- JOB:
Select and reproduce each line of the listing below that bears the string "screenshot".

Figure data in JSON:
%%

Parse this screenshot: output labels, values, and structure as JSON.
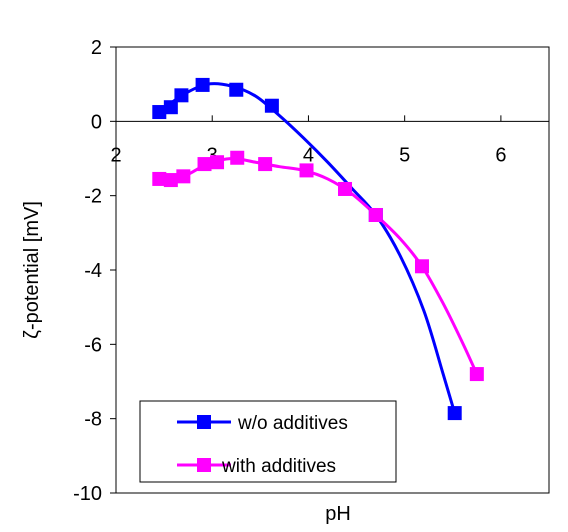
{
  "chart_data": {
    "type": "scatter",
    "title": "",
    "xlabel": "pH",
    "ylabel": "ζ-potential [mV]",
    "xlim": [
      2,
      6.5
    ],
    "ylim": [
      -10,
      2
    ],
    "xticks": [
      "2",
      "3",
      "4",
      "5",
      "6"
    ],
    "yticks": [
      "2",
      "0",
      "-2",
      "-4",
      "-6",
      "-8",
      "-10"
    ],
    "legend_position": "bottom-left",
    "series": [
      {
        "name": "w/o additives",
        "color": "#0000ff",
        "marker": "square",
        "x": [
          2.45,
          2.57,
          2.68,
          2.9,
          3.25,
          3.62,
          4.7,
          5.52
        ],
        "y": [
          0.25,
          0.38,
          0.7,
          0.98,
          0.85,
          0.42,
          -2.52,
          -7.85
        ],
        "curve_x": [
          2.45,
          2.7,
          2.95,
          3.2,
          3.45,
          3.7,
          3.95,
          4.2,
          4.45,
          4.7,
          4.95,
          5.2,
          5.4,
          5.52
        ],
        "curve_y": [
          0.25,
          0.72,
          1.0,
          0.95,
          0.68,
          0.15,
          -0.45,
          -1.1,
          -1.8,
          -2.52,
          -3.6,
          -5.1,
          -6.8,
          -7.85
        ]
      },
      {
        "name": "with additives",
        "color": "#ff00ff",
        "marker": "square",
        "x": [
          2.45,
          2.57,
          2.7,
          2.92,
          3.05,
          3.26,
          3.55,
          3.98,
          4.38,
          4.7,
          5.18,
          5.75
        ],
        "y": [
          -1.55,
          -1.58,
          -1.48,
          -1.15,
          -1.1,
          -0.98,
          -1.15,
          -1.32,
          -1.82,
          -2.52,
          -3.9,
          -6.8
        ],
        "curve_x": [
          2.45,
          2.7,
          2.95,
          3.2,
          3.45,
          3.7,
          3.95,
          4.2,
          4.45,
          4.7,
          4.95,
          5.18,
          5.4,
          5.6,
          5.75
        ],
        "curve_y": [
          -1.55,
          -1.48,
          -1.15,
          -1.0,
          -1.1,
          -1.22,
          -1.32,
          -1.55,
          -1.95,
          -2.52,
          -3.15,
          -3.9,
          -4.9,
          -5.95,
          -6.8
        ]
      }
    ]
  }
}
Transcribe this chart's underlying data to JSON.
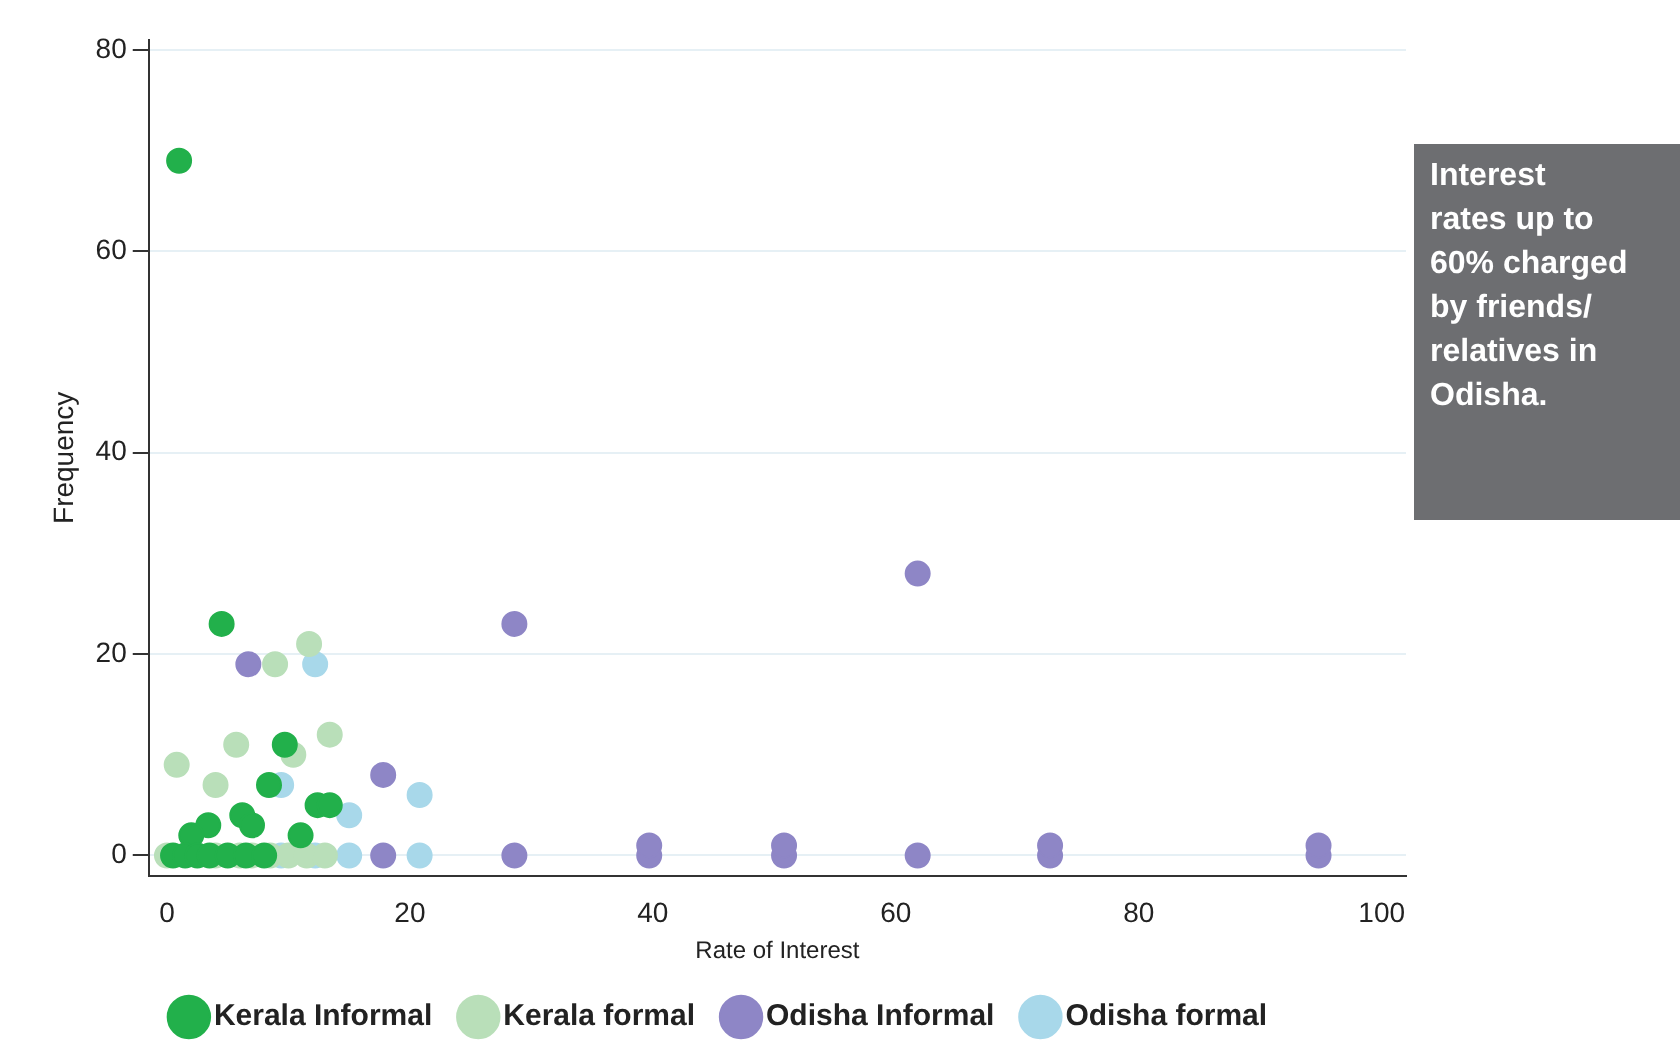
{
  "chart_data": {
    "type": "scatter",
    "xlabel": "Rate of Interest",
    "ylabel": "Frequency",
    "xlim": [
      -1.5,
      102
    ],
    "ylim": [
      -2,
      81
    ],
    "xticks": [
      0,
      20,
      40,
      60,
      80,
      100
    ],
    "yticks": [
      0,
      20,
      40,
      60,
      80
    ],
    "grid": "y",
    "legend": "bottom",
    "marker": "circle",
    "annotations": [
      "Interest rates up to 60% charged by friends/ relatives in Odisha."
    ],
    "series": [
      {
        "name": "Kerala Informal",
        "color": "#22b04b",
        "x": [
          1,
          4.5,
          9.7,
          8.4,
          12.4,
          13.4,
          6.2,
          7,
          3.4,
          2,
          11,
          0.5,
          1.5,
          2.5,
          3.5,
          5,
          6.5,
          8
        ],
        "values": [
          69,
          23,
          11,
          7,
          5,
          5,
          4,
          3,
          3,
          2,
          2,
          0,
          0,
          0,
          0,
          0,
          0,
          0
        ]
      },
      {
        "name": "Kerala formal",
        "color": "#b9dfb9",
        "x": [
          11.7,
          8.9,
          13.4,
          5.7,
          10.4,
          0.8,
          4,
          0,
          4,
          6,
          7,
          8.5,
          10,
          11.5,
          13
        ],
        "values": [
          21,
          19,
          12,
          11,
          10,
          9,
          7,
          0,
          0,
          0,
          0,
          0,
          0,
          0,
          0
        ]
      },
      {
        "name": "Odisha Informal",
        "color": "#8e86c6",
        "x": [
          6.7,
          17.8,
          17.8,
          28.6,
          61.8,
          28.6,
          39.7,
          39.7,
          50.8,
          50.8,
          61.8,
          72.7,
          72.7,
          94.8,
          94.8
        ],
        "values": [
          19,
          8,
          0,
          23,
          28,
          0,
          0,
          1,
          0,
          1,
          0,
          0,
          1,
          0,
          1
        ]
      },
      {
        "name": "Odisha formal",
        "color": "#a8d8ea",
        "x": [
          12.2,
          9.4,
          15,
          20.8,
          9.4,
          12.2,
          15,
          20.8
        ],
        "values": [
          19,
          7,
          4,
          6,
          0,
          0,
          0,
          0
        ]
      }
    ]
  }
}
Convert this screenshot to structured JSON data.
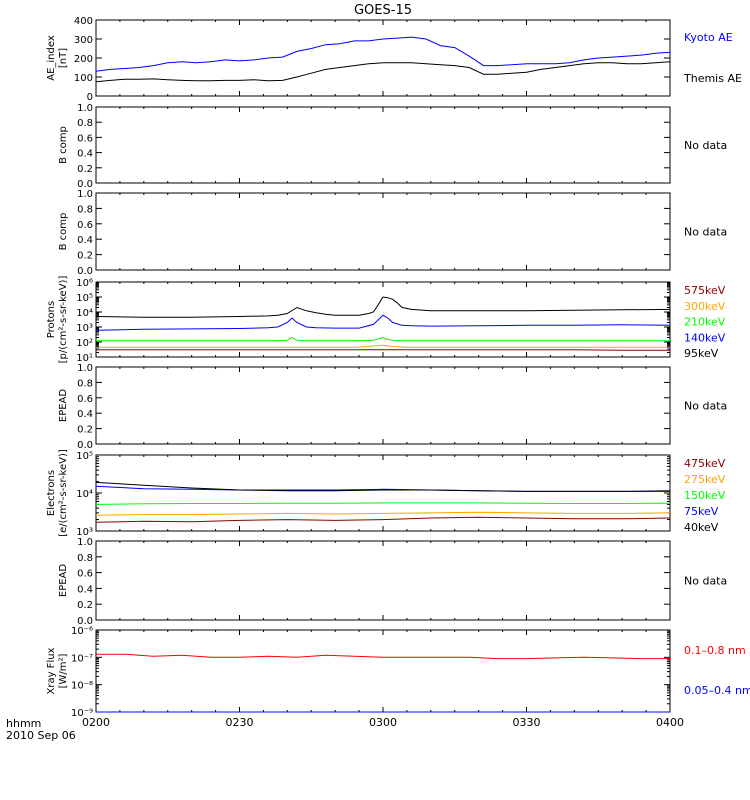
{
  "chart_data": {
    "title": "GOES-15",
    "footer": {
      "time_label": "hhmm",
      "date_label": "2010 Sep 06"
    },
    "x_ticks": [
      "0200",
      "0230",
      "0300",
      "0330",
      "0400"
    ],
    "x_range_minutes": [
      0,
      120
    ],
    "panels": [
      {
        "id": "ae",
        "type": "line",
        "ylabel": [
          "AE_index",
          "[nT]"
        ],
        "scale": "linear",
        "ylim": [
          0,
          400
        ],
        "ticks": [
          "0",
          "100",
          "200",
          "300",
          "400"
        ],
        "series": [
          {
            "name": "Kyoto AE",
            "color": "#0000ff",
            "x": [
              0,
              3,
              6,
              9,
              12,
              15,
              18,
              21,
              24,
              27,
              30,
              33,
              36,
              39,
              42,
              45,
              48,
              51,
              54,
              57,
              60,
              63,
              66,
              69,
              72,
              75,
              78,
              81,
              84,
              87,
              90,
              93,
              96,
              99,
              102,
              105,
              108,
              111,
              114,
              117,
              120
            ],
            "y": [
              130,
              140,
              145,
              150,
              160,
              175,
              180,
              175,
              180,
              190,
              185,
              190,
              200,
              205,
              235,
              250,
              270,
              275,
              290,
              290,
              300,
              305,
              310,
              300,
              265,
              255,
              210,
              160,
              160,
              165,
              170,
              170,
              170,
              175,
              190,
              200,
              205,
              210,
              215,
              225,
              230
            ]
          },
          {
            "name": "Themis AE",
            "color": "#000000",
            "x": [
              0,
              3,
              6,
              9,
              12,
              15,
              18,
              21,
              24,
              27,
              30,
              33,
              36,
              39,
              42,
              45,
              48,
              51,
              54,
              57,
              60,
              63,
              66,
              69,
              72,
              75,
              78,
              81,
              84,
              87,
              90,
              93,
              96,
              99,
              102,
              105,
              108,
              111,
              114,
              117,
              120
            ],
            "y": [
              75,
              82,
              88,
              88,
              90,
              85,
              82,
              80,
              80,
              82,
              82,
              85,
              80,
              82,
              100,
              120,
              140,
              150,
              160,
              170,
              175,
              175,
              175,
              170,
              165,
              160,
              150,
              115,
              115,
              120,
              125,
              140,
              150,
              160,
              170,
              175,
              175,
              170,
              170,
              175,
              180
            ]
          }
        ]
      },
      {
        "id": "bcomp1",
        "type": "empty",
        "ylabel": [
          "B comp"
        ],
        "scale": "linear",
        "ylim": [
          0,
          1
        ],
        "ticks": [
          "0.0",
          "0.2",
          "0.4",
          "0.6",
          "0.8",
          "1.0"
        ],
        "no_data_text": "No data"
      },
      {
        "id": "bcomp2",
        "type": "empty",
        "ylabel": [
          "B comp"
        ],
        "scale": "linear",
        "ylim": [
          0,
          1
        ],
        "ticks": [
          "0.0",
          "0.2",
          "0.4",
          "0.6",
          "0.8",
          "1.0"
        ],
        "no_data_text": "No data"
      },
      {
        "id": "protons",
        "type": "line",
        "ylabel": [
          "Protons",
          "[p/(cm²-s-sr-keV)]"
        ],
        "scale": "log",
        "ylim_exp": [
          1,
          6
        ],
        "ticks": [
          "10¹",
          "10²",
          "10³",
          "10⁴",
          "10⁵",
          "10⁶"
        ],
        "series": [
          {
            "name": "575keV",
            "color": "#8b0000",
            "x": [
              0,
              10,
              20,
              30,
              40,
              50,
              60,
              70,
              80,
              90,
              100,
              110,
              120
            ],
            "y": [
              30,
              30,
              30,
              30,
              30,
              30,
              30,
              30,
              30,
              30,
              30,
              28,
              28
            ]
          },
          {
            "name": "300keV",
            "color": "#ffa500",
            "x": [
              0,
              10,
              20,
              30,
              40,
              50,
              55,
              58,
              60,
              62,
              65,
              70,
              80,
              90,
              100,
              110,
              120
            ],
            "y": [
              45,
              45,
              45,
              45,
              45,
              45,
              45,
              55,
              60,
              50,
              45,
              45,
              45,
              45,
              45,
              45,
              45
            ]
          },
          {
            "name": "210keV",
            "color": "#00ff00",
            "x": [
              0,
              10,
              20,
              30,
              38,
              40,
              41,
              42,
              44,
              50,
              55,
              58,
              60,
              61,
              62,
              64,
              70,
              80,
              90,
              100,
              110,
              120
            ],
            "y": [
              120,
              120,
              120,
              120,
              120,
              130,
              200,
              130,
              120,
              120,
              120,
              130,
              200,
              150,
              130,
              120,
              120,
              120,
              120,
              120,
              120,
              120
            ]
          },
          {
            "name": "140keV",
            "color": "#0000ff",
            "x": [
              0,
              10,
              20,
              30,
              36,
              38,
              40,
              41,
              42,
              44,
              46,
              50,
              55,
              58,
              60,
              61,
              62,
              64,
              66,
              70,
              80,
              90,
              100,
              110,
              120
            ],
            "y": [
              600,
              700,
              750,
              800,
              900,
              1000,
              2000,
              4000,
              2000,
              1000,
              900,
              850,
              850,
              1500,
              6000,
              4000,
              2000,
              1300,
              1200,
              1150,
              1200,
              1300,
              1300,
              1400,
              1300
            ]
          },
          {
            "name": "95keV",
            "color": "#000000",
            "x": [
              0,
              10,
              20,
              30,
              36,
              38,
              40,
              42,
              44,
              46,
              48,
              50,
              55,
              57,
              58,
              59,
              60,
              61,
              62,
              63,
              64,
              66,
              70,
              80,
              90,
              100,
              110,
              120
            ],
            "y": [
              5000,
              4500,
              4500,
              5000,
              5500,
              6000,
              8000,
              20000,
              12000,
              9000,
              7000,
              6000,
              6000,
              8000,
              10000,
              30000,
              100000,
              90000,
              70000,
              40000,
              20000,
              15000,
              12000,
              12000,
              12000,
              13000,
              14000,
              15000
            ]
          }
        ]
      },
      {
        "id": "epead1",
        "type": "empty",
        "ylabel": [
          "EPEAD"
        ],
        "scale": "linear",
        "ylim": [
          0,
          1
        ],
        "ticks": [
          "0.0",
          "0.2",
          "0.4",
          "0.6",
          "0.8",
          "1.0"
        ],
        "no_data_text": "No data"
      },
      {
        "id": "electrons",
        "type": "line",
        "ylabel": [
          "Electrons",
          "[e/(cm²-s-sr-keV)]"
        ],
        "scale": "log",
        "ylim_exp": [
          3,
          5
        ],
        "ticks": [
          "10³",
          "10⁴",
          "10⁵"
        ],
        "series": [
          {
            "name": "475keV",
            "color": "#8b0000",
            "x": [
              0,
              10,
              20,
              30,
              40,
              50,
              60,
              70,
              80,
              90,
              100,
              110,
              120
            ],
            "y": [
              1700,
              1800,
              1750,
              1900,
              2000,
              1900,
              2000,
              2200,
              2300,
              2200,
              2100,
              2100,
              2200
            ]
          },
          {
            "name": "275keV",
            "color": "#ffa500",
            "x": [
              0,
              10,
              20,
              30,
              40,
              50,
              60,
              70,
              80,
              90,
              100,
              110,
              120
            ],
            "y": [
              2600,
              2700,
              2700,
              2800,
              2900,
              2800,
              2900,
              3000,
              3100,
              3000,
              2900,
              2900,
              3000
            ]
          },
          {
            "name": "150keV",
            "color": "#00ff00",
            "x": [
              0,
              10,
              20,
              30,
              40,
              50,
              60,
              70,
              80,
              90,
              100,
              110,
              120
            ],
            "y": [
              5000,
              5200,
              5300,
              5300,
              5400,
              5400,
              5500,
              5500,
              5500,
              5400,
              5300,
              5300,
              5400
            ]
          },
          {
            "name": "75keV",
            "color": "#0000ff",
            "x": [
              0,
              10,
              20,
              30,
              40,
              50,
              60,
              70,
              80,
              90,
              100,
              110,
              120
            ],
            "y": [
              15000,
              13000,
              12500,
              12000,
              12000,
              12000,
              12500,
              12000,
              11500,
              11000,
              11000,
              11000,
              11000
            ]
          },
          {
            "name": "40keV",
            "color": "#000000",
            "x": [
              0,
              10,
              20,
              30,
              40,
              50,
              60,
              70,
              80,
              90,
              100,
              110,
              120
            ],
            "y": [
              19000,
              16000,
              13500,
              12000,
              11500,
              11500,
              12000,
              12000,
              11500,
              11000,
              11000,
              11000,
              11500
            ]
          }
        ]
      },
      {
        "id": "epead2",
        "type": "empty",
        "ylabel": [
          "EPEAD"
        ],
        "scale": "linear",
        "ylim": [
          0,
          1
        ],
        "ticks": [
          "0.0",
          "0.2",
          "0.4",
          "0.6",
          "0.8",
          "1.0"
        ],
        "no_data_text": "No data"
      },
      {
        "id": "xray",
        "type": "line",
        "ylabel": [
          "Xray Flux",
          "[W/m²]"
        ],
        "scale": "log",
        "ylim_exp": [
          -9,
          -6
        ],
        "ticks": [
          "10⁻⁹",
          "10⁻⁸",
          "10⁻⁷",
          "10⁻⁶"
        ],
        "series": [
          {
            "name": "0.1–0.8 nm",
            "color": "#ff0000",
            "x": [
              0,
              6,
              12,
              18,
              24,
              30,
              36,
              42,
              48,
              54,
              60,
              66,
              72,
              78,
              84,
              90,
              96,
              102,
              108,
              114,
              120
            ],
            "y": [
              1.3e-07,
              1.3e-07,
              1.1e-07,
              1.2e-07,
              1e-07,
              1e-07,
              1.1e-07,
              1e-07,
              1.2e-07,
              1.1e-07,
              1e-07,
              1e-07,
              1e-07,
              1e-07,
              9e-08,
              9e-08,
              9.5e-08,
              1e-07,
              9.5e-08,
              9e-08,
              9e-08
            ]
          },
          {
            "name": "0.05–0.4 nm",
            "color": "#0000ff",
            "x": [
              0,
              10,
              20,
              30,
              40,
              50,
              60,
              70,
              80,
              90,
              100,
              110,
              120
            ],
            "y": [
              1e-09,
              1e-09,
              1e-09,
              1e-09,
              1e-09,
              1e-09,
              1e-09,
              1e-09,
              1e-09,
              1e-09,
              1e-09,
              1e-09,
              1e-09
            ]
          }
        ]
      }
    ]
  }
}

%%

- THE REPLY:
Parse this screenshot: output labels, values, and structure as JSON.
Convert this screenshot to structured JSON data.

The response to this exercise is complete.